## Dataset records

-------------------------

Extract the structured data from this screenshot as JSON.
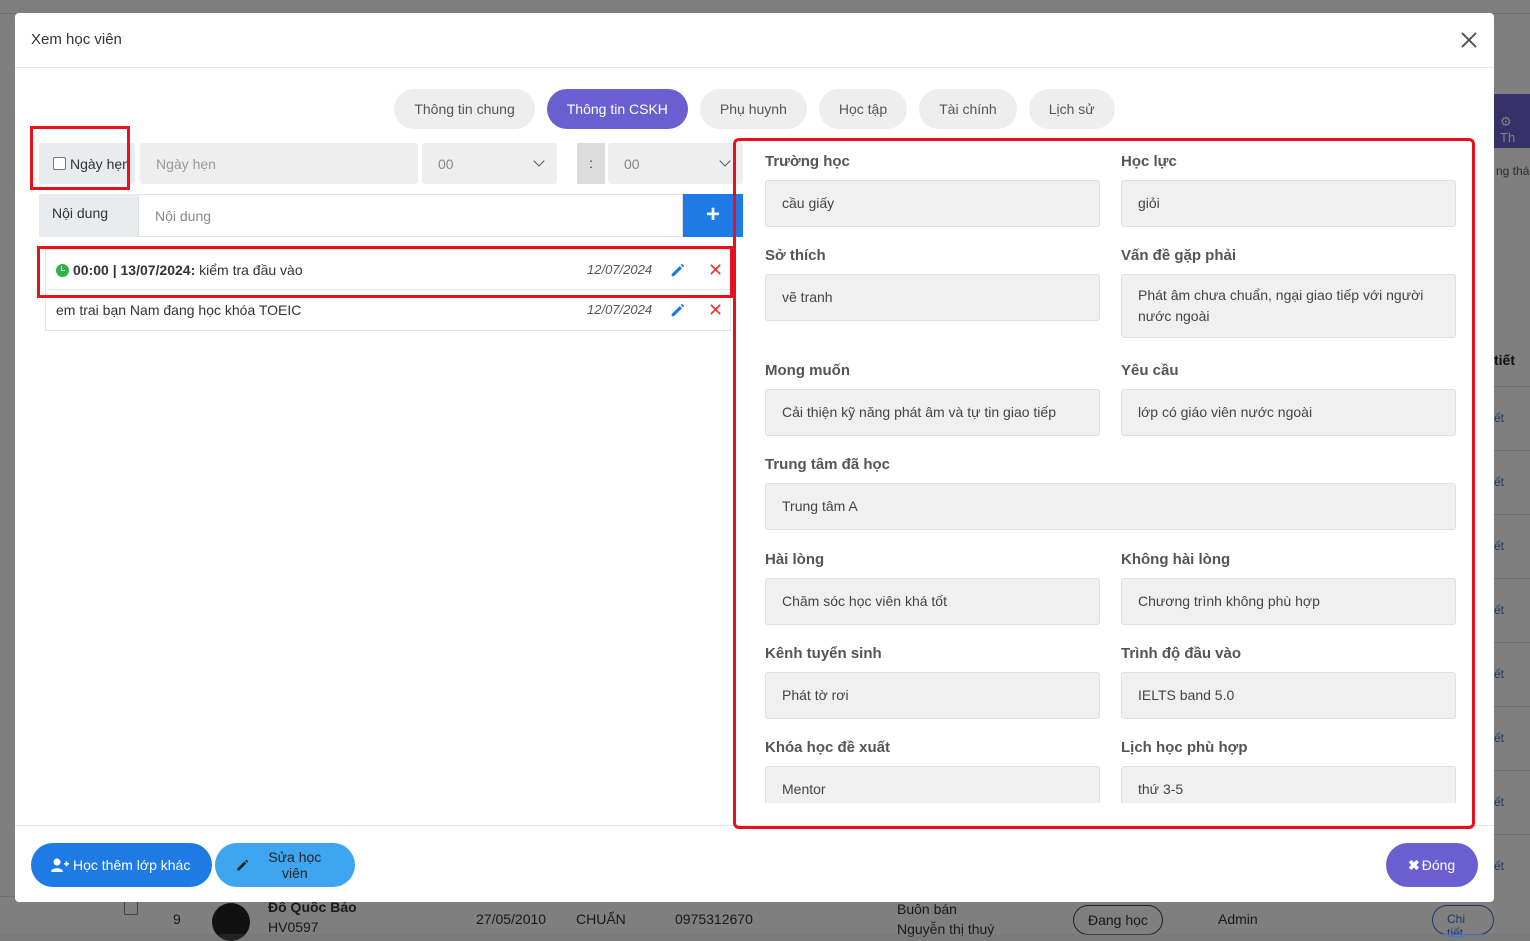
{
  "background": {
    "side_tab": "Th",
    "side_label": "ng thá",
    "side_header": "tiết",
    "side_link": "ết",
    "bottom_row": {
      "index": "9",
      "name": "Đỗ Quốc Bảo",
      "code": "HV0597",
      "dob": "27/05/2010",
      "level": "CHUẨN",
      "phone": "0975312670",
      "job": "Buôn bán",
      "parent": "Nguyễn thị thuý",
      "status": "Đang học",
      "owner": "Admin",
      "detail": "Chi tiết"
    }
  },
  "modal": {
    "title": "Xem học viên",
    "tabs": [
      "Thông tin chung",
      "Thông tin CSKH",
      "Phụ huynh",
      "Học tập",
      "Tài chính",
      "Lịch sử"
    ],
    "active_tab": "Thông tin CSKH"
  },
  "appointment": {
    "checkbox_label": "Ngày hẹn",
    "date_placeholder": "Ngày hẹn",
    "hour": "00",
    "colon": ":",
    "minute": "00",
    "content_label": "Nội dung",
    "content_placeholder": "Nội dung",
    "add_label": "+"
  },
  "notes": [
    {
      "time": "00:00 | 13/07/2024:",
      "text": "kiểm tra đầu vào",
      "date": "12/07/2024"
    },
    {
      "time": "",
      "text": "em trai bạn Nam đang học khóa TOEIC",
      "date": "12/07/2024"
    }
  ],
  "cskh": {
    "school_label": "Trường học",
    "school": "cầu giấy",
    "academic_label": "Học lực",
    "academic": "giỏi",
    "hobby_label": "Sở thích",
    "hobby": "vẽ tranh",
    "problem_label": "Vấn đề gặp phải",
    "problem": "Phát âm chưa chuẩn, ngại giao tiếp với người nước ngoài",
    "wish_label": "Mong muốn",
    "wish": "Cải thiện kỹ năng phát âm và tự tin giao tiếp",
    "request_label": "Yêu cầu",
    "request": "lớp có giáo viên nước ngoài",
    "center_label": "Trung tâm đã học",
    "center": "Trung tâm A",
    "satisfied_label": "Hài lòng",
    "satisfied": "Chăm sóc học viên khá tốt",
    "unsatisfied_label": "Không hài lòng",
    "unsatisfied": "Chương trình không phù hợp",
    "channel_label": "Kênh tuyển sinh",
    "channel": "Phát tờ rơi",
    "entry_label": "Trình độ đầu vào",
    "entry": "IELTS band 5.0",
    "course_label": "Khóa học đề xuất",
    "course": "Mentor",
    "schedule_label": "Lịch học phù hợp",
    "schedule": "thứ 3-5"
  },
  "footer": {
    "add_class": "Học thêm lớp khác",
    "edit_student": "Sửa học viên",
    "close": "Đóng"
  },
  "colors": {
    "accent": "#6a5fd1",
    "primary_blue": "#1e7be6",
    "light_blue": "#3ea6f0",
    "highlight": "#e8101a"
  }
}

-------------------------

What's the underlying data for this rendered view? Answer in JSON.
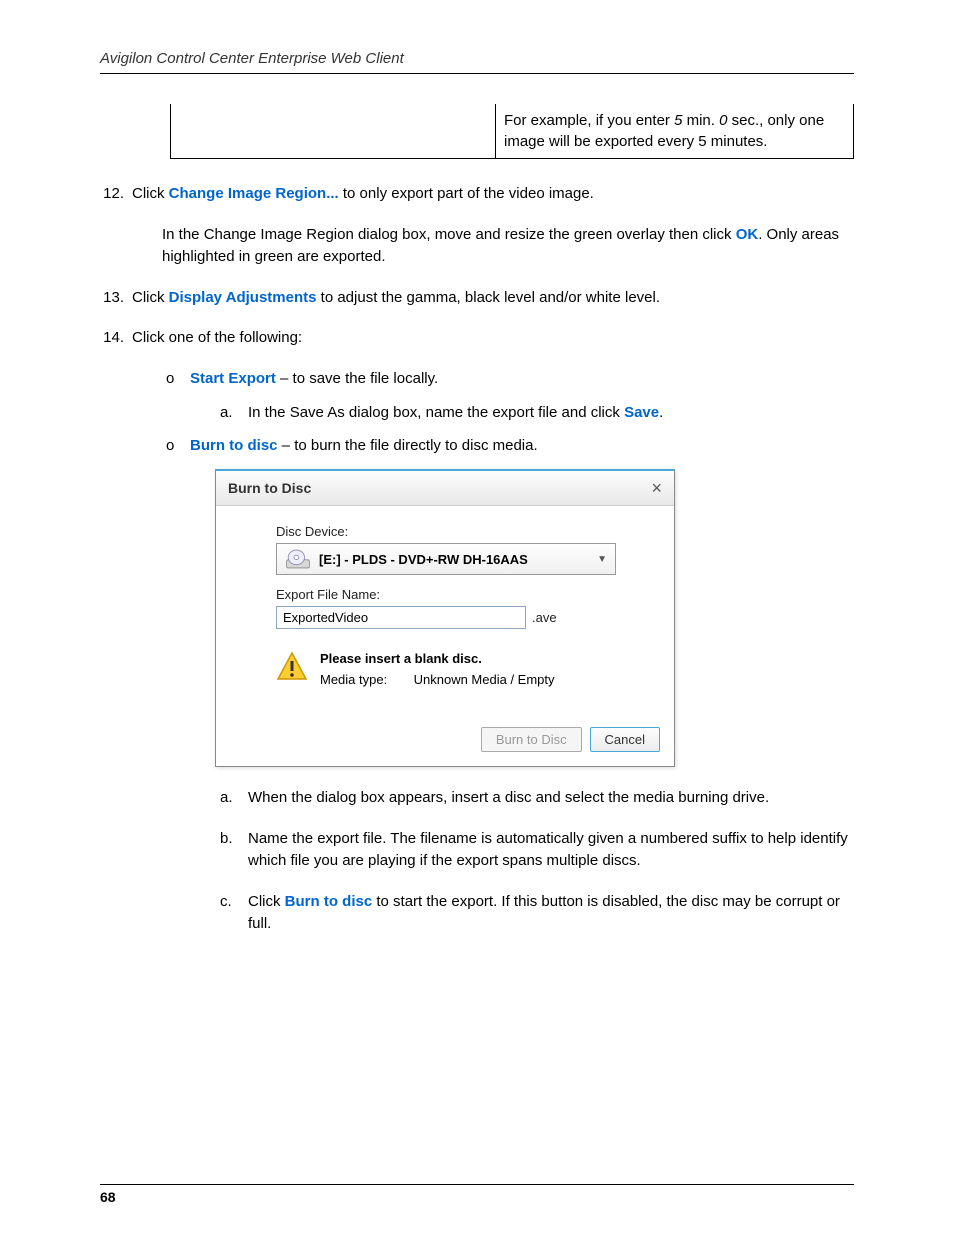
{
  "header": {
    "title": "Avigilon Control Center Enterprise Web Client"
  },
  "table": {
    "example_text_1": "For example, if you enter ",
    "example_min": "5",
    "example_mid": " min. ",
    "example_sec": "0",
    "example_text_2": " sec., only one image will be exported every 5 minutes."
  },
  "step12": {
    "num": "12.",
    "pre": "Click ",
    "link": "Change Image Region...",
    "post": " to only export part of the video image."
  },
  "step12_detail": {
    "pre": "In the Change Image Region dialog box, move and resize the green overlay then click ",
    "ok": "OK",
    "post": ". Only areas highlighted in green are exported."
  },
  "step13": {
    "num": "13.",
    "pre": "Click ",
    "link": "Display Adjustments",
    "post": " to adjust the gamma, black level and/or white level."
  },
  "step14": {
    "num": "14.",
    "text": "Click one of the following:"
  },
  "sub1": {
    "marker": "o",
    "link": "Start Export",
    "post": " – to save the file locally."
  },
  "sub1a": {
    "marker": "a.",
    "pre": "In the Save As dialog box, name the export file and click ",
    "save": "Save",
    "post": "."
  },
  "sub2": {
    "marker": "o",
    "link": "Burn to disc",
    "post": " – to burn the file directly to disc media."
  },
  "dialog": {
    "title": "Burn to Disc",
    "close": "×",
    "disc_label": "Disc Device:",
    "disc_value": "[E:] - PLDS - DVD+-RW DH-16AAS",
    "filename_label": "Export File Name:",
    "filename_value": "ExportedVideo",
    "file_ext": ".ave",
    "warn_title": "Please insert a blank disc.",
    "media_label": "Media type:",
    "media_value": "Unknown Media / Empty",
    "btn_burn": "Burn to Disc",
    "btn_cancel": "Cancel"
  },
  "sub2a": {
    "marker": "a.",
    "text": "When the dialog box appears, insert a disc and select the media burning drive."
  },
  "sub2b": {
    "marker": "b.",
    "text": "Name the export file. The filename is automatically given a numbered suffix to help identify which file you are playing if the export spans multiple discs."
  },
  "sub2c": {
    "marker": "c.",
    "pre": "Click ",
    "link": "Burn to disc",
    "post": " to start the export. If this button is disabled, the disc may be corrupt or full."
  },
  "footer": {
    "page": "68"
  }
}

-------------------------

Tally up how many lines in the preceding listing contain the word "ngoài". Give nothing but the number.

2